OBJECTIVE 1
Name every person in the court judgment excerpt who is referred to with the title "Mr".
OBJECTIVE 2
Update the stretch of rows from the start through the line containing "about-value: I'm a" by replacing "interactable" with "clickable". Leave everything else unchanged, and return only those rows.

EXTRACT PROVIDED
::::

They requested an extension of the settlement date to 12 July 2004.

  1. Elliott & Harvey refused that request by letter dated 9 June 2004 and set out the steps its client had taken to obtain the best price for the land. The matters raised by Clarke & Kann in its letter of 8 June 2004 do not suggest that EHMS was not endeavouring to obtain the best price for the land. The first point is only an expression of opinion. The factual basis for it, if there was one, was not put before the court in admissible form, and, in any event, it was specifically denied. The subject to finance clause in the Samford Nominees contract had not been satisfied. None of the Ipro contracts had a sufficient deposit.
  1. A meeting then took place between Mr Smits and Mr Ogle on 9 or 10 June 2004. A dispute exists as to what was said at that meeting and even as to on what date it occurred. It is not possible to resolve that question of fact on an application such as the present. Notes of a without prejudice conference on 10 June between Tendiris’ solicitor Mr Loel and a solicitor from Clarke & Kann exhibited to an affidavit by Mr Ogle will not be considered as the privilege in these communications has not been waived by both parties.
  1. The Tendiris contract settled at 3.30pm on 11 June 2004 with mortgage finance being provided by Suncorp Metway Ltd. After business hours on 11 June 2004, at 5.20pm, Elliott & Harvey received a facsimile transmission from Clarke & Kann saying:

“We understand that Tendiris Pty Ltd was not able today to complete the contract it signed with your client.  Please urgently confirm.”

  1. This understanding was incorrect as the contract had settled. The letter attached a copy of a further unsigned, undated form of contract to sell the land between Mr Ogle and Ipro (“the third Ipro contract”).  The fact is that Mr Ogle had not been able to sell the land by 11 June 2004.  He had been in default for about a year and on settlement of the Tendiris contract, he lost his equity of redemption.

The Ogle caveat

  1. On 17 June 2004, the respondent lodged the caveat which is the subject of this application (the “Ogle caveat”). This caveat has prevented registration of the transfer to the applicant. The grounds of the claim of the Ogle caveat were said to be:

“The equitable estate remains in the caveator notwithstanding that the first registered mortgage (namely, Elliott & Harvey Mortgage Securities Limited ACN 089 156 605 of the said land) has purported to execute a transfer of the said land in purported pursuance of its power of sale under mortgage No 705310541 which said memorandum of transfer is voidable by reason such sale having been effected in breach of sec 85 of the Property Law Act 1974.” (errors in original).

::::

RECORDS FOR THE EXERCISE
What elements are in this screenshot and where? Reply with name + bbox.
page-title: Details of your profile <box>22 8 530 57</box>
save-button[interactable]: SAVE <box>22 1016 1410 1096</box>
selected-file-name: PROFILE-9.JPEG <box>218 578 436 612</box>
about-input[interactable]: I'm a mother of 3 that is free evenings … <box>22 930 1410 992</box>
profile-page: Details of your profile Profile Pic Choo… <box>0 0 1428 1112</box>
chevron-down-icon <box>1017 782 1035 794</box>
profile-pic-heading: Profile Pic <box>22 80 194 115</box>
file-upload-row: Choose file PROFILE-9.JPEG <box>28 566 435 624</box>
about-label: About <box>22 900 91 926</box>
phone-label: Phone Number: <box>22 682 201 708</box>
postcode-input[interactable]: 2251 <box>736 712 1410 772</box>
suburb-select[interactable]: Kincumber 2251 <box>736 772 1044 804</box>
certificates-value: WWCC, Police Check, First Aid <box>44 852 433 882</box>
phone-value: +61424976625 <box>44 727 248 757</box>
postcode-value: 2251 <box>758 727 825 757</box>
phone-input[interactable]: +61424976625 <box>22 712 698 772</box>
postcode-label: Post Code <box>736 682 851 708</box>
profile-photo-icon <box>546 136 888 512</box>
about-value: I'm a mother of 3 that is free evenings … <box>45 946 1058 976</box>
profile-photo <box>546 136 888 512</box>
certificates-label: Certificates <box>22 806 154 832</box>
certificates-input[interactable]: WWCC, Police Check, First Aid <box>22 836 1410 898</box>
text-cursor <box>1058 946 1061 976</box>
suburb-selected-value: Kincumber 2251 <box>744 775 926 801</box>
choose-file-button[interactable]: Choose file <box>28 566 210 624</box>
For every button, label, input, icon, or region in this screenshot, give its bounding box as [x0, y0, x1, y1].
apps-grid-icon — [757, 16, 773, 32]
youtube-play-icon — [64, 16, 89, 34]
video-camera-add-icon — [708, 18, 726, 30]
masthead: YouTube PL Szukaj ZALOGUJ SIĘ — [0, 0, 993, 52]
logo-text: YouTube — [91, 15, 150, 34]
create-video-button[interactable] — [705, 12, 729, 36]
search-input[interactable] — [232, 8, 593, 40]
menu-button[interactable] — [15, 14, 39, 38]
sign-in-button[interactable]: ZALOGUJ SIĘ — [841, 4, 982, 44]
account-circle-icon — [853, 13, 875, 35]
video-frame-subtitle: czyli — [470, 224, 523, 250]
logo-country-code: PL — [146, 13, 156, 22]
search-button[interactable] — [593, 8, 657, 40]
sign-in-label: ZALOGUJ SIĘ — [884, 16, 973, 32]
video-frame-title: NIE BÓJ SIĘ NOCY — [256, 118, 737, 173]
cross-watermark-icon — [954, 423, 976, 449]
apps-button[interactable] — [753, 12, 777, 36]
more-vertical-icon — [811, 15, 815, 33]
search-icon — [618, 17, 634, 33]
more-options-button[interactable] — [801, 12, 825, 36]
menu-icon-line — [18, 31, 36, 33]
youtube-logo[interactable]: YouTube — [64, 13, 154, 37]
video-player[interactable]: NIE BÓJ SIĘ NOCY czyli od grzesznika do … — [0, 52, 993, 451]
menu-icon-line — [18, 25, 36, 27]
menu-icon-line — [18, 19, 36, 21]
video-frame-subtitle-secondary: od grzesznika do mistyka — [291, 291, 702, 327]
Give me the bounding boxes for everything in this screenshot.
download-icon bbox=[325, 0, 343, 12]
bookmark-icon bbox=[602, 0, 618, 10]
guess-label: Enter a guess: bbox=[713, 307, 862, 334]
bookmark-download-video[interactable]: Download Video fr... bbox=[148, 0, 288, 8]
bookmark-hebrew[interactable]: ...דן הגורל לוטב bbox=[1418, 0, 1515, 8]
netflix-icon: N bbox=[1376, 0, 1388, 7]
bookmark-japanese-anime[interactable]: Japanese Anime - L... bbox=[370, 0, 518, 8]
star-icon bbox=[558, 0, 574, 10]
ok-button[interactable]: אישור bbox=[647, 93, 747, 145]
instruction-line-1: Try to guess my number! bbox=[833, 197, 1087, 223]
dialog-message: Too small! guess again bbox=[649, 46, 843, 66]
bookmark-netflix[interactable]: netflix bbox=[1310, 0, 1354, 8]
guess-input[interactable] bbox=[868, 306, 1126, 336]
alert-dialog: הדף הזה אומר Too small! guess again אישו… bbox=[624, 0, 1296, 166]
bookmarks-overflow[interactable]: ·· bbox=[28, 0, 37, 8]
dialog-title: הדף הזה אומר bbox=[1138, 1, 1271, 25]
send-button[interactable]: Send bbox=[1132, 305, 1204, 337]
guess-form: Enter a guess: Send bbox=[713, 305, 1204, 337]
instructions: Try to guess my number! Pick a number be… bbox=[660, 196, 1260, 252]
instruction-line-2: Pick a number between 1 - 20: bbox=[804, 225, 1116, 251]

::::

TASK OUTPUT 1
Mr Smits, Mr Ogle, Mr Loel

TASK OUTPUT 2
What elements are in this screenshot and where? Reply with name + bbox.
page-title: Details of your profile <box>22 8 530 57</box>
save-button[clickable]: SAVE <box>22 1016 1410 1096</box>
selected-file-name: PROFILE-9.JPEG <box>218 578 436 612</box>
about-input[clickable]: I'm a mother of 3 that is free evenings … <box>22 930 1410 992</box>
profile-page: Details of your profile Profile Pic Choo… <box>0 0 1428 1112</box>
chevron-down-icon <box>1017 782 1035 794</box>
profile-pic-heading: Profile Pic <box>22 80 194 115</box>
file-upload-row: Choose file PROFILE-9.JPEG <box>28 566 435 624</box>
about-label: About <box>22 900 91 926</box>
phone-label: Phone Number: <box>22 682 201 708</box>
postcode-input[clickable]: 2251 <box>736 712 1410 772</box>
suburb-select[clickable]: Kincumber 2251 <box>736 772 1044 804</box>
certificates-value: WWCC, Police Check, First Aid <box>44 852 433 882</box>
phone-value: +61424976625 <box>44 727 248 757</box>
postcode-value: 2251 <box>758 727 825 757</box>
phone-input[clickable]: +61424976625 <box>22 712 698 772</box>
postcode-label: Post Code <box>736 682 851 708</box>
profile-photo-icon <box>546 136 888 512</box>
about-value: I'm a mother of 3 that is free evenings … <box>45 946 1058 976</box>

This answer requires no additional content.